RAW DATA:
—————

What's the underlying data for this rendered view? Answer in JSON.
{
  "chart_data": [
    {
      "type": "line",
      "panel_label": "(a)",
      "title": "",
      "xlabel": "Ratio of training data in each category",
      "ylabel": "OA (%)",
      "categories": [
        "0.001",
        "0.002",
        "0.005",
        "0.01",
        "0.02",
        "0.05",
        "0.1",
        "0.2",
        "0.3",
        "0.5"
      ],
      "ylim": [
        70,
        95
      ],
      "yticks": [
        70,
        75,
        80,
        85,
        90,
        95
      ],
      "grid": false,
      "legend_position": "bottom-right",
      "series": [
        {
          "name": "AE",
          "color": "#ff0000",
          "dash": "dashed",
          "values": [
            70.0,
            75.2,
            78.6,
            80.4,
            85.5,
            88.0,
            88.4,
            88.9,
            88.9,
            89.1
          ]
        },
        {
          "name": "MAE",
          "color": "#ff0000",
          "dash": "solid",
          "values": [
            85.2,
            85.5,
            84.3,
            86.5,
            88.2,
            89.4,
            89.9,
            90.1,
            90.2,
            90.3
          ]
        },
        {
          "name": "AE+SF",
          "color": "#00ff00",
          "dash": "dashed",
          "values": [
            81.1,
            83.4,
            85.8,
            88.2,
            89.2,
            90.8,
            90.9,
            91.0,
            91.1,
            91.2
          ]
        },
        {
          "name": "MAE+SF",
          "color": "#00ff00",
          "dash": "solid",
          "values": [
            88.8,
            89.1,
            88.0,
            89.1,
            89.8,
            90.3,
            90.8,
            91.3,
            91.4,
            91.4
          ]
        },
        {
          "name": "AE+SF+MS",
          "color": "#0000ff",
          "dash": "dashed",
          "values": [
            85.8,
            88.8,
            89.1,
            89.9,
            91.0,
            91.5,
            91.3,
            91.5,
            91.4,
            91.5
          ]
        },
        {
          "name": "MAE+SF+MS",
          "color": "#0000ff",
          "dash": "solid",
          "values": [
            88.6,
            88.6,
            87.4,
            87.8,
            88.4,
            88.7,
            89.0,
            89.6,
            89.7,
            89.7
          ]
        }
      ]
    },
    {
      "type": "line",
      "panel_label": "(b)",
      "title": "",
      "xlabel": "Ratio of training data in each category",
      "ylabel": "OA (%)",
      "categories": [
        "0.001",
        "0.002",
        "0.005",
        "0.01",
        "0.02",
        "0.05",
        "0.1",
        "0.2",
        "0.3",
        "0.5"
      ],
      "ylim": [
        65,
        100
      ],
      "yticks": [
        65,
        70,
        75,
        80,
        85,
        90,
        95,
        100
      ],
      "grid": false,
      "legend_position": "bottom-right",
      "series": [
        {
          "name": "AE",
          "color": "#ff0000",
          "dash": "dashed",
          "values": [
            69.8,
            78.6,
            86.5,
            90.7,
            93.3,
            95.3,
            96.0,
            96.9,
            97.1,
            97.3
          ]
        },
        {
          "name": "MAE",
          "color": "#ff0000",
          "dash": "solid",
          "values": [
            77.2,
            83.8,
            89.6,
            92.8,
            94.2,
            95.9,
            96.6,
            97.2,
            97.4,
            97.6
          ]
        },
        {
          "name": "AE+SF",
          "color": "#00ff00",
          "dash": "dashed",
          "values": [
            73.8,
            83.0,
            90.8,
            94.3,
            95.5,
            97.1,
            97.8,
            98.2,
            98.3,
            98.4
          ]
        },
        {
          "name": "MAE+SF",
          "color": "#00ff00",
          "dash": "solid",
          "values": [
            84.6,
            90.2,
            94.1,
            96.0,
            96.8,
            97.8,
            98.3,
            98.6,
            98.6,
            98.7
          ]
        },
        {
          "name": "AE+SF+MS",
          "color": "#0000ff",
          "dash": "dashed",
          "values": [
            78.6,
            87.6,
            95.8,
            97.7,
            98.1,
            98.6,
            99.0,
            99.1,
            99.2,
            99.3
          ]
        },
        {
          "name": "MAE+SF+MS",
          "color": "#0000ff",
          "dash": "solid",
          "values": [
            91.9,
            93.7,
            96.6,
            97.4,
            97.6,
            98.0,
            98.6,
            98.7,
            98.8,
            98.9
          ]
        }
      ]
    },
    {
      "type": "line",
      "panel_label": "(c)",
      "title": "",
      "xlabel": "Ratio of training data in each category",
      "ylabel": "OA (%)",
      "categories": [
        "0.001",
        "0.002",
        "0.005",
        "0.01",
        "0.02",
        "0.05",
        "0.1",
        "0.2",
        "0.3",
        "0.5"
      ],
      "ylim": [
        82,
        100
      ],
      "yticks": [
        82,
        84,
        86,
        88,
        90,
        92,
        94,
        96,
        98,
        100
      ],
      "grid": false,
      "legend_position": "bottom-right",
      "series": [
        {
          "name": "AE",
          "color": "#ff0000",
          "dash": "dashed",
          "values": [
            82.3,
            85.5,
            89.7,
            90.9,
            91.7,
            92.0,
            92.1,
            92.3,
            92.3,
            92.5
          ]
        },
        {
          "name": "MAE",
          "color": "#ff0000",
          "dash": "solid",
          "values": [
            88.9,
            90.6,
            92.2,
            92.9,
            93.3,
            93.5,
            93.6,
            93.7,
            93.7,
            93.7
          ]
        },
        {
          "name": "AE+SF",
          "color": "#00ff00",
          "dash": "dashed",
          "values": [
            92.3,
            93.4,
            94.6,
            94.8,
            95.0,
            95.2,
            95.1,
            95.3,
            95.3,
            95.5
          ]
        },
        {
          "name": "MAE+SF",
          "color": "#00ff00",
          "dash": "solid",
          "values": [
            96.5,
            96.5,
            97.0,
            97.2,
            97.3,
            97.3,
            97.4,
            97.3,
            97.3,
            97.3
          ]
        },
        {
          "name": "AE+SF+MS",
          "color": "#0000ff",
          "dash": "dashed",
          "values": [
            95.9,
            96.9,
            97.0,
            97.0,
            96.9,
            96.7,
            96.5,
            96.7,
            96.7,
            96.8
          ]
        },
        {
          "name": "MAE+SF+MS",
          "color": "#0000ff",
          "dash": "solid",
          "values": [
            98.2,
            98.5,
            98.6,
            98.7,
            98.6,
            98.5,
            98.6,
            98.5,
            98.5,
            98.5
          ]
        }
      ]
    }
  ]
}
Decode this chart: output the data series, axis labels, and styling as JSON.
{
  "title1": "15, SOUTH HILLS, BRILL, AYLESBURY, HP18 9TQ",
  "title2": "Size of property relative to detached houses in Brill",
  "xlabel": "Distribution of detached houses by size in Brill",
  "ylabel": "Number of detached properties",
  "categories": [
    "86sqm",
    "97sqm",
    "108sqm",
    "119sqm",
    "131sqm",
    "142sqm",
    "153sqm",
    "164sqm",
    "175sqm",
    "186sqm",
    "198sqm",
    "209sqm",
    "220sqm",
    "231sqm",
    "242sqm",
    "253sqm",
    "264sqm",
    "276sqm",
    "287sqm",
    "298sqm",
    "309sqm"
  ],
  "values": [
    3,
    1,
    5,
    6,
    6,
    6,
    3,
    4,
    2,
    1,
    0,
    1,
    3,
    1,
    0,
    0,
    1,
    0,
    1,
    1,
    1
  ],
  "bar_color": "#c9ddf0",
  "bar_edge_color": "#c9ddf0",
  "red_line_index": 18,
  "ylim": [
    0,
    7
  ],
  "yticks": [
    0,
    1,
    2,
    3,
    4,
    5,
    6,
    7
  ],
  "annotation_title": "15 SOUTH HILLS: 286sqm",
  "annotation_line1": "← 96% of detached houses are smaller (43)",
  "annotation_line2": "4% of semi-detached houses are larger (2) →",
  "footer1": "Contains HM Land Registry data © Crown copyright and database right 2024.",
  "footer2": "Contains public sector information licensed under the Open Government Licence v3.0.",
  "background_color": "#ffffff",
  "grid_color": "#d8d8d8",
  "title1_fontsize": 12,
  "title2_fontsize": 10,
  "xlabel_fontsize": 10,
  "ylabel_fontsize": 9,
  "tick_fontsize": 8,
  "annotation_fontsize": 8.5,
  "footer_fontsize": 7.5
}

—————

AIM: Only lines holding the string "houses" are wanted; gather each one from the entries above.

ANSWER BELOW:
  "title2": "Size of property relative to detached houses in Brill",
  "xlabel": "Distribution of detached houses by size in Brill",
  "annotation_line1": "← 96% of detached houses are smaller (43)",
  "annotation_line2": "4% of semi-detached houses are larger (2) →",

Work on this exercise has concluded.